## Exercise instructions
Would you transcribe all of the data exactly, down to the last character?

-- Start --

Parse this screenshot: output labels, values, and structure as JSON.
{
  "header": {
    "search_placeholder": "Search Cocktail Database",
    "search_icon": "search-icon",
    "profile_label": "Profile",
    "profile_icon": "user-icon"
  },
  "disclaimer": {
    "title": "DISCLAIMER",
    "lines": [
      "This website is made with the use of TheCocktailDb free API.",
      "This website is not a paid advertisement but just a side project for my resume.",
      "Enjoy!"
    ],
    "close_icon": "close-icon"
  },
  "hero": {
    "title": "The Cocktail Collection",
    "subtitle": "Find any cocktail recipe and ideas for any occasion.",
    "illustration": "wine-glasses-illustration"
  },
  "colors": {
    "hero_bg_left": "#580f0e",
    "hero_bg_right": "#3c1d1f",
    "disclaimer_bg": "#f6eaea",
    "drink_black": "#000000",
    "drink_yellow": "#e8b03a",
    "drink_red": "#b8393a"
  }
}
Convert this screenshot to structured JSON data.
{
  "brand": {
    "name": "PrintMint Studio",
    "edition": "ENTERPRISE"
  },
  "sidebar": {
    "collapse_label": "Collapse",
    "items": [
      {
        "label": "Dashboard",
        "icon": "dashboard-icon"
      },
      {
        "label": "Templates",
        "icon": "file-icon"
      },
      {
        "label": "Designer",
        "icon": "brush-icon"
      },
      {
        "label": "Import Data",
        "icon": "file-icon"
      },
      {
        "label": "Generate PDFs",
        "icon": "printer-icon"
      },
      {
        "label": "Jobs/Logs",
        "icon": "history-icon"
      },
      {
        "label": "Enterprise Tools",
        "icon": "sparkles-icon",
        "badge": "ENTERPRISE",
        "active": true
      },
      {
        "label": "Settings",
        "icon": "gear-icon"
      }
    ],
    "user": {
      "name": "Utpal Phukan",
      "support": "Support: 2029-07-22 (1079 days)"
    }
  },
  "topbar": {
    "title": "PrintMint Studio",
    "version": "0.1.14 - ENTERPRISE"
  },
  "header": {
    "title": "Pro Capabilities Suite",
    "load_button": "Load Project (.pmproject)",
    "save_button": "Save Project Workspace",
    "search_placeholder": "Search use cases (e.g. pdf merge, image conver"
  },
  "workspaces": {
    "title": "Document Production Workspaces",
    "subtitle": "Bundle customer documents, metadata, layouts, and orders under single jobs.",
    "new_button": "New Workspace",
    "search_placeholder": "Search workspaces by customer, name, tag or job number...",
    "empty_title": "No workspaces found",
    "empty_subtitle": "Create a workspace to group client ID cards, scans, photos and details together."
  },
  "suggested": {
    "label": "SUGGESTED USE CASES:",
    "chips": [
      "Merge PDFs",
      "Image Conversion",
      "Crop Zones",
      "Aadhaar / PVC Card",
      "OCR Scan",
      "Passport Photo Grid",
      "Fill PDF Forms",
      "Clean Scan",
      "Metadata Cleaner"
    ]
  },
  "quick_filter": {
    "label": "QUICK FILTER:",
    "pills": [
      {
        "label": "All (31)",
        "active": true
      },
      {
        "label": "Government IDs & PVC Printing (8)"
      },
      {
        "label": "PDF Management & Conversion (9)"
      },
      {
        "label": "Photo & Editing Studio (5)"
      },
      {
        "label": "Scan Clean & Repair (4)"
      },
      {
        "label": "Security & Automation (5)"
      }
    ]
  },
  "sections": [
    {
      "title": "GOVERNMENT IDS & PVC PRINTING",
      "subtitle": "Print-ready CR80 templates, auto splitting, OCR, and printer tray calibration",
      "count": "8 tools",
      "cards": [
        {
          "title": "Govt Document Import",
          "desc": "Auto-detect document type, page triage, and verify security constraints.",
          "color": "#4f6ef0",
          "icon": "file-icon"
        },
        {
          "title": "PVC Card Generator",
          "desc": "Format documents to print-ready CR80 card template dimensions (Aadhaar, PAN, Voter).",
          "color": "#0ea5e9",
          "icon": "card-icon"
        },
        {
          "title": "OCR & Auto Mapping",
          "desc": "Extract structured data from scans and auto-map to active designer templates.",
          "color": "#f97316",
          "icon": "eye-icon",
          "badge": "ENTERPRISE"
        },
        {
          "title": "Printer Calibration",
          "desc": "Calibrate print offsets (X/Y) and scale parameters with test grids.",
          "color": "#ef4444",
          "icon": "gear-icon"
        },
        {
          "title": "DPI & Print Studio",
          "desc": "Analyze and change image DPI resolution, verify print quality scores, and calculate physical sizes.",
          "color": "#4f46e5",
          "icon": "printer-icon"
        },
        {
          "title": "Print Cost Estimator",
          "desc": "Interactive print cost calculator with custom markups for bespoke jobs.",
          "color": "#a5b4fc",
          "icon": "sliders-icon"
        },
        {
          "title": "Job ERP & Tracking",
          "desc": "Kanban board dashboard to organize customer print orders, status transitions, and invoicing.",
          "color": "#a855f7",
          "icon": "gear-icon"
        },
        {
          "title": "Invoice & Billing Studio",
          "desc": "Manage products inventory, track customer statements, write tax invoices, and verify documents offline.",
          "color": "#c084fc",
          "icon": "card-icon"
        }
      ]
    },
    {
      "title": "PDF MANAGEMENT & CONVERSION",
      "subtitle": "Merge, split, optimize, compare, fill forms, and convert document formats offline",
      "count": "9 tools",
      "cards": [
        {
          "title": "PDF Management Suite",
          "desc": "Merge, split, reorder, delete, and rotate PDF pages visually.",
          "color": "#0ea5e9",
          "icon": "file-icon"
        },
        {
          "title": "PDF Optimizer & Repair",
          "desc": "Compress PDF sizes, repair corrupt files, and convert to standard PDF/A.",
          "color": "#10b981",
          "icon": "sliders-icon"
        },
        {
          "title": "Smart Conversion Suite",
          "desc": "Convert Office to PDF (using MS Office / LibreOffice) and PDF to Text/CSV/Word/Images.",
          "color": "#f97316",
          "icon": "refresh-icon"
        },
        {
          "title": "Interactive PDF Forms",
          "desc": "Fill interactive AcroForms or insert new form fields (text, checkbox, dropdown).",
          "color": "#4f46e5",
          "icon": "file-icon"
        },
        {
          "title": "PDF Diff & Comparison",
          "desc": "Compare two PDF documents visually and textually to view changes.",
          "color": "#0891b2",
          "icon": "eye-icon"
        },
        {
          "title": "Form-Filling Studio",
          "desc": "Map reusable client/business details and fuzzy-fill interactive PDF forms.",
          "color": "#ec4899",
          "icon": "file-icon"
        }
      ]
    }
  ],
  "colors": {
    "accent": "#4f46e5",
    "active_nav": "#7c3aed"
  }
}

-- End --

## Problem solution
Parse this screenshot: output labels, values, and structure as JSON.
{
  "header": {
    "search_placeholder": "Search Cocktail Database",
    "search_icon": "search-icon",
    "profile_label": "Profile",
    "profile_icon": "user-icon"
  },
  "disclaimer": {
    "title": "DISCLAIMER",
    "lines": [
      "This website is made with the use of TheCocktailDb free API.",
      "This website is not a paid advertisement but just a side project for my resume.",
      "Enjoy!"
    ],
    "close_icon": "close-icon"
  },
  "hero": {
    "title": "The Cocktail Collection",
    "subtitle": "Find any cocktail recipe and ideas for any occasion.",
    "illustration": "wine-glasses-illustration"
  },
  "colors": {
    "hero_bg_left": "#580f0e",
    "hero_bg_right": "#3c1d1f",
    "disclaimer_bg": "#f6eaea",
    "drink_black": "#000000",
    "drink_yellow": "#e8b03a",
    "drink_red": "#b8393a"
  }
}
Convert this screenshot to structured JSON data.
{
  "brand": {
    "name": "PrintMint Studio",
    "edition": "ENTERPRISE"
  },
  "sidebar": {
    "collapse_label": "Collapse",
    "items": [
      {
        "label": "Dashboard",
        "icon": "dashboard-icon"
      },
      {
        "label": "Templates",
        "icon": "file-icon"
      },
      {
        "label": "Designer",
        "icon": "brush-icon"
      },
      {
        "label": "Import Data",
        "icon": "file-icon"
      },
      {
        "label": "Generate PDFs",
        "icon": "printer-icon"
      },
      {
        "label": "Jobs/Logs",
        "icon": "history-icon"
      },
      {
        "label": "Enterprise Tools",
        "icon": "sparkles-icon",
        "badge": "ENTERPRISE",
        "active": true
      },
      {
        "label": "Settings",
        "icon": "gear-icon"
      }
    ],
    "user": {
      "name": "Utpal Phukan",
      "support": "Support: 2029-07-22 (1079 days)"
    }
  },
  "topbar": {
    "title": "PrintMint Studio",
    "version": "0.1.14 - ENTERPRISE"
  },
  "header": {
    "title": "Pro Capabilities Suite",
    "load_button": "Load Project (.pmproject)",
    "save_button": "Save Project Workspace",
    "search_placeholder": "Search use cases (e.g. pdf merge, image conver"
  },
  "workspaces": {
    "title": "Document Production Workspaces",
    "subtitle": "Bundle customer documents, metadata, layouts, and orders under single jobs.",
    "new_button": "New Workspace",
    "search_placeholder": "Search workspaces by customer, name, tag or job number...",
    "empty_title": "No workspaces found",
    "empty_subtitle": "Create a workspace to group client ID cards, scans, photos and details together."
  },
  "suggested": {
    "label": "SUGGESTED USE CASES:",
    "chips": [
      "Merge PDFs",
      "Image Conversion",
      "Crop Zones",
      "Aadhaar / PVC Card",
      "OCR Scan",
      "Passport Photo Grid",
      "Fill PDF Forms",
      "Clean Scan",
      "Metadata Cleaner"
    ]
  },
  "quick_filter": {
    "label": "QUICK FILTER:",
    "pills": [
      {
        "label": "All (31)",
        "active": true
      },
      {
        "label": "Government IDs & PVC Printing (8)"
      },
      {
        "label": "PDF Management & Conversion (9)"
      },
      {
        "label": "Photo & Editing Studio (5)"
      },
      {
        "label": "Scan Clean & Repair (4)"
      },
      {
        "label": "Security & Automation (5)"
      }
    ]
  },
  "sections": [
    {
      "title": "GOVERNMENT IDS & PVC PRINTING",
      "subtitle": "Print-ready CR80 templates, auto splitting, OCR, and printer tray calibration",
      "count": "8 tools",
      "cards": [
        {
          "title": "Govt Document Import",
          "desc": "Auto-detect document type, page triage, and verify security constraints.",
          "color": "#4f6ef0",
          "icon": "file-icon"
        },
        {
          "title": "PVC Card Generator",
          "desc": "Format documents to print-ready CR80 card template dimensions (Aadhaar, PAN, Voter).",
          "color": "#0ea5e9",
          "icon": "card-icon"
        },
        {
          "title": "OCR & Auto Mapping",
          "desc": "Extract structured data from scans and auto-map to active designer templates.",
          "color": "#f97316",
          "icon": "eye-icon",
          "badge": "ENTERPRISE"
        },
        {
          "title": "Printer Calibration",
          "desc": "Calibrate print offsets (X/Y) and scale parameters with test grids.",
          "color": "#ef4444",
          "icon": "gear-icon"
        },
        {
          "title": "DPI & Print Studio",
          "desc": "Analyze and change image DPI resolution, verify print quality scores, and calculate physical sizes.",
          "color": "#4f46e5",
          "icon": "printer-icon"
        },
        {
          "title": "Print Cost Estimator",
          "desc": "Interactive print cost calculator with custom markups for bespoke jobs.",
          "color": "#a5b4fc",
          "icon": "sliders-icon"
        },
        {
          "title": "Job ERP & Tracking",
          "desc": "Kanban board dashboard to organize customer print orders, status transitions, and invoicing.",
          "color": "#a855f7",
          "icon": "gear-icon"
        },
        {
          "title": "Invoice & Billing Studio",
          "desc": "Manage products inventory, track customer statements, write tax invoices, and verify documents offline.",
          "color": "#c084fc",
          "icon": "card-icon"
        }
      ]
    },
    {
      "title": "PDF MANAGEMENT & CONVERSION",
      "subtitle": "Merge, split, optimize, compare, fill forms, and convert document formats offline",
      "count": "9 tools",
      "cards": [
        {
          "title": "PDF Management Suite",
          "desc": "Merge, split, reorder, delete, and rotate PDF pages visually.",
          "color": "#0ea5e9",
          "icon": "file-icon"
        },
        {
          "title": "PDF Optimizer & Repair",
          "desc": "Compress PDF sizes, repair corrupt files, and convert to standard PDF/A.",
          "color": "#10b981",
          "icon": "sliders-icon"
        },
        {
          "title": "Smart Conversion Suite",
          "desc": "Convert Office to PDF (using MS Office / LibreOffice) and PDF to Text/CSV/Word/Images.",
          "color": "#f97316",
          "icon": "refresh-icon"
        },
        {
          "title": "Interactive PDF Forms",
          "desc": "Fill interactive AcroForms or insert new form fields (text, checkbox, dropdown).",
          "color": "#4f46e5",
          "icon": "file-icon"
        },
        {
          "title": "PDF Diff & Comparison",
          "desc": "Compare two PDF documents visually and textually to view changes.",
          "color": "#0891b2",
          "icon": "eye-icon"
        },
        {
          "title": "Form-Filling Studio",
          "desc": "Map reusable client/business details and fuzzy-fill interactive PDF forms.",
          "color": "#ec4899",
          "icon": "file-icon"
        }
      ]
    }
  ],
  "colors": {
    "accent": "#4f46e5",
    "active_nav": "#7c3aed"
  }
}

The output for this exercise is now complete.